━━ Data rows ━━

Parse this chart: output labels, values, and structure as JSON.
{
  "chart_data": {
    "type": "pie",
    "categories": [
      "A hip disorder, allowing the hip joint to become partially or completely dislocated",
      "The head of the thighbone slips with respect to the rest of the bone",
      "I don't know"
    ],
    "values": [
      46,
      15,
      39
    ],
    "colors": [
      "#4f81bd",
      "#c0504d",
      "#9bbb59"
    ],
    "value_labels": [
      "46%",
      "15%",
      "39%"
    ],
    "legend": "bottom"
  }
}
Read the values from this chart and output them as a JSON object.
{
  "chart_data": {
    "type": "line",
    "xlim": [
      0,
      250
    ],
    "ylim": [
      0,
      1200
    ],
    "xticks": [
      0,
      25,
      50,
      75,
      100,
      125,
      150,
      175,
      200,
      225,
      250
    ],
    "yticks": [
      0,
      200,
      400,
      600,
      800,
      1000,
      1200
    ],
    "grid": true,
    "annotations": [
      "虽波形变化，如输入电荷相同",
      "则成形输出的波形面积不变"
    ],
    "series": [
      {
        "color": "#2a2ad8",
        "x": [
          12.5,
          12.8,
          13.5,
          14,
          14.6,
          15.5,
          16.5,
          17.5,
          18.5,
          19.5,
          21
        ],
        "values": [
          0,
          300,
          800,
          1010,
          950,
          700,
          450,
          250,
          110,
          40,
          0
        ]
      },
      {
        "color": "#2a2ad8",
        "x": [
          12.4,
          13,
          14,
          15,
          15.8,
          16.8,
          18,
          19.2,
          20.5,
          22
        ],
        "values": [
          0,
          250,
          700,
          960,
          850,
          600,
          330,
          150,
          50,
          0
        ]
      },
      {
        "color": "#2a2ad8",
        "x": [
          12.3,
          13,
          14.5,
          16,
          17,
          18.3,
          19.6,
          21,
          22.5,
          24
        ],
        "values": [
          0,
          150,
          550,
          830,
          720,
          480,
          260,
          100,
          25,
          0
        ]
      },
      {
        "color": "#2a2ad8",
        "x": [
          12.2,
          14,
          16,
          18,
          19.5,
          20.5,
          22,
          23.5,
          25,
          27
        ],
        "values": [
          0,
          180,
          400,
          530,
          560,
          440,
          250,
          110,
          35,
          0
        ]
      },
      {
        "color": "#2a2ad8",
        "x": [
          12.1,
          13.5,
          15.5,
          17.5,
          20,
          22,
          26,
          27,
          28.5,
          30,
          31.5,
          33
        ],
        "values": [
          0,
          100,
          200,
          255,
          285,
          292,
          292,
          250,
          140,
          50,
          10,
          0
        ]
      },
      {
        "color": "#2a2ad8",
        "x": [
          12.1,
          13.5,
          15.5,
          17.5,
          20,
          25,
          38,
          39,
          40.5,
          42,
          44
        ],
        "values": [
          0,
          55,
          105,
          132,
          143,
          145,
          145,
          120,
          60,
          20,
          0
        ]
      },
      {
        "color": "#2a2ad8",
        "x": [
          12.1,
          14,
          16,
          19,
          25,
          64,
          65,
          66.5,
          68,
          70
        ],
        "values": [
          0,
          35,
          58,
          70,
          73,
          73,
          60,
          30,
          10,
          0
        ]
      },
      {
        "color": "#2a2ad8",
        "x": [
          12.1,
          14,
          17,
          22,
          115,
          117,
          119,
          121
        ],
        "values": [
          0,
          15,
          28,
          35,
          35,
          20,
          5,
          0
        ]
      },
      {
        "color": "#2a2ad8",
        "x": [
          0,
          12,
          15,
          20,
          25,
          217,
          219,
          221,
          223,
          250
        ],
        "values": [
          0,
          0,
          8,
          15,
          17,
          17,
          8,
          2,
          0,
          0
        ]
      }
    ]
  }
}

━━━

_Description of the task_: Output all of the data again. Match it exactly.

_Output for this task_:
Parse this chart: output labels, values, and structure as JSON.
{
  "chart_data": {
    "type": "pie",
    "categories": [
      "A hip disorder, allowing the hip joint to become partially or completely dislocated",
      "The head of the thighbone slips with respect to the rest of the bone",
      "I don't know"
    ],
    "values": [
      46,
      15,
      39
    ],
    "colors": [
      "#4f81bd",
      "#c0504d",
      "#9bbb59"
    ],
    "value_labels": [
      "46%",
      "15%",
      "39%"
    ],
    "legend": "bottom"
  }
}
Read the values from this chart and output them as a JSON object.
{
  "chart_data": {
    "type": "line",
    "xlim": [
      0,
      250
    ],
    "ylim": [
      0,
      1200
    ],
    "xticks": [
      0,
      25,
      50,
      75,
      100,
      125,
      150,
      175,
      200,
      225,
      250
    ],
    "yticks": [
      0,
      200,
      400,
      600,
      800,
      1000,
      1200
    ],
    "grid": true,
    "annotations": [
      "虽波形变化，如输入电荷相同",
      "则成形输出的波形面积不变"
    ],
    "series": [
      {
        "color": "#2a2ad8",
        "x": [
          12.5,
          12.8,
          13.5,
          14,
          14.6,
          15.5,
          16.5,
          17.5,
          18.5,
          19.5,
          21
        ],
        "values": [
          0,
          300,
          800,
          1010,
          950,
          700,
          450,
          250,
          110,
          40,
          0
        ]
      },
      {
        "color": "#2a2ad8",
        "x": [
          12.4,
          13,
          14,
          15,
          15.8,
          16.8,
          18,
          19.2,
          20.5,
          22
        ],
        "values": [
          0,
          250,
          700,
          960,
          850,
          600,
          330,
          150,
          50,
          0
        ]
      },
      {
        "color": "#2a2ad8",
        "x": [
          12.3,
          13,
          14.5,
          16,
          17,
          18.3,
          19.6,
          21,
          22.5,
          24
        ],
        "values": [
          0,
          150,
          550,
          830,
          720,
          480,
          260,
          100,
          25,
          0
        ]
      },
      {
        "color": "#2a2ad8",
        "x": [
          12.2,
          14,
          16,
          18,
          19.5,
          20.5,
          22,
          23.5,
          25,
          27
        ],
        "values": [
          0,
          180,
          400,
          530,
          560,
          440,
          250,
          110,
          35,
          0
        ]
      },
      {
        "color": "#2a2ad8",
        "x": [
          12.1,
          13.5,
          15.5,
          17.5,
          20,
          22,
          26,
          27,
          28.5,
          30,
          31.5,
          33
        ],
        "values": [
          0,
          100,
          200,
          255,
          285,
          292,
          292,
          250,
          140,
          50,
          10,
          0
        ]
      },
      {
        "color": "#2a2ad8",
        "x": [
          12.1,
          13.5,
          15.5,
          17.5,
          20,
          25,
          38,
          39,
          40.5,
          42,
          44
        ],
        "values": [
          0,
          55,
          105,
          132,
          143,
          145,
          145,
          120,
          60,
          20,
          0
        ]
      },
      {
        "color": "#2a2ad8",
        "x": [
          12.1,
          14,
          16,
          19,
          25,
          64,
          65,
          66.5,
          68,
          70
        ],
        "values": [
          0,
          35,
          58,
          70,
          73,
          73,
          60,
          30,
          10,
          0
        ]
      },
      {
        "color": "#2a2ad8",
        "x": [
          12.1,
          14,
          17,
          22,
          115,
          117,
          119,
          121
        ],
        "values": [
          0,
          15,
          28,
          35,
          35,
          20,
          5,
          0
        ]
      },
      {
        "color": "#2a2ad8",
        "x": [
          0,
          12,
          15,
          20,
          25,
          217,
          219,
          221,
          223,
          250
        ],
        "values": [
          0,
          0,
          8,
          15,
          17,
          17,
          8,
          2,
          0,
          0
        ]
      }
    ]
  }
}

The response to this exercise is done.